Entries from a dataset
-- Start --
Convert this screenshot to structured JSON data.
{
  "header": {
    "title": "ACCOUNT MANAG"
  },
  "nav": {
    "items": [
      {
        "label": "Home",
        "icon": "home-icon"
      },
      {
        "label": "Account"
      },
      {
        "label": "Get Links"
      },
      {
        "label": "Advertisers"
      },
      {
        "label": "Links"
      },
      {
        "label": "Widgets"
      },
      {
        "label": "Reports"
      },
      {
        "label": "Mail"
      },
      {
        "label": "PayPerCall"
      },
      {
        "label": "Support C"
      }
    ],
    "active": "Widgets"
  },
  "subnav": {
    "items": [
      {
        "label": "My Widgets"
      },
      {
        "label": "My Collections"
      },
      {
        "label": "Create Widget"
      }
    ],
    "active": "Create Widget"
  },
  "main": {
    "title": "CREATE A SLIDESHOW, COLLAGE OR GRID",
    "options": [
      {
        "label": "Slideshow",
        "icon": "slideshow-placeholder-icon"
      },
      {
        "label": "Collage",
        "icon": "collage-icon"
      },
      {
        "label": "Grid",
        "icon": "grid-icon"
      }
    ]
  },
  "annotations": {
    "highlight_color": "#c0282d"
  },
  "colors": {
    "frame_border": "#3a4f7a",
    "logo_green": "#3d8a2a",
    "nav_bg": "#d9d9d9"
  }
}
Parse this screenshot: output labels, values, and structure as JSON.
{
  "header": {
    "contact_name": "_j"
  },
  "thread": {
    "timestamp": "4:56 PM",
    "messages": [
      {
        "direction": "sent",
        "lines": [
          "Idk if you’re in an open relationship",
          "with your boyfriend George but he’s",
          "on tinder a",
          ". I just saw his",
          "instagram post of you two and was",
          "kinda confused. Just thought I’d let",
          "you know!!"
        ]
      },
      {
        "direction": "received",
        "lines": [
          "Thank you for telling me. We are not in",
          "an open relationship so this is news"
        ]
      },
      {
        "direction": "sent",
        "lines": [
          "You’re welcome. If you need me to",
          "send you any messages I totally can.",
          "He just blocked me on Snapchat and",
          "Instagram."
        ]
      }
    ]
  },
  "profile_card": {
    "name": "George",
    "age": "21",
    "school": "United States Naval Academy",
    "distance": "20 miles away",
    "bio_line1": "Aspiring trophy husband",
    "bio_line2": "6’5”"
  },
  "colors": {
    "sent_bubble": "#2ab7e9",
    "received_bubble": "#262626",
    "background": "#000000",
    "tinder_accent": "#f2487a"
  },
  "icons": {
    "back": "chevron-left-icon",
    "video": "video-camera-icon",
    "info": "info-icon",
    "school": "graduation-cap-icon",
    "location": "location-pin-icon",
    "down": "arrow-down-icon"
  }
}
-- End --
• [EXERCISE INSTRUCTIONS] In the listing above, find the line containing "Parse this screenshot: output" and please quote exactly that line through the last one, and no other lines.

• [COMPLETED TASK]
Parse this screenshot: output labels, values, and structure as JSON.
{
  "header": {
    "contact_name": "_j"
  },
  "thread": {
    "timestamp": "4:56 PM",
    "messages": [
      {
        "direction": "sent",
        "lines": [
          "Idk if you’re in an open relationship",
          "with your boyfriend George but he’s",
          "on tinder a",
          ". I just saw his",
          "instagram post of you two and was",
          "kinda confused. Just thought I’d let",
          "you know!!"
        ]
      },
      {
        "direction": "received",
        "lines": [
          "Thank you for telling me. We are not in",
          "an open relationship so this is news"
        ]
      },
      {
        "direction": "sent",
        "lines": [
          "You’re welcome. If you need me to",
          "send you any messages I totally can.",
          "He just blocked me on Snapchat and",
          "Instagram."
        ]
      }
    ]
  },
  "profile_card": {
    "name": "George",
    "age": "21",
    "school": "United States Naval Academy",
    "distance": "20 miles away",
    "bio_line1": "Aspiring trophy husband",
    "bio_line2": "6’5”"
  },
  "colors": {
    "sent_bubble": "#2ab7e9",
    "received_bubble": "#262626",
    "background": "#000000",
    "tinder_accent": "#f2487a"
  },
  "icons": {
    "back": "chevron-left-icon",
    "video": "video-camera-icon",
    "info": "info-icon",
    "school": "graduation-cap-icon",
    "location": "location-pin-icon",
    "down": "arrow-down-icon"
  }
}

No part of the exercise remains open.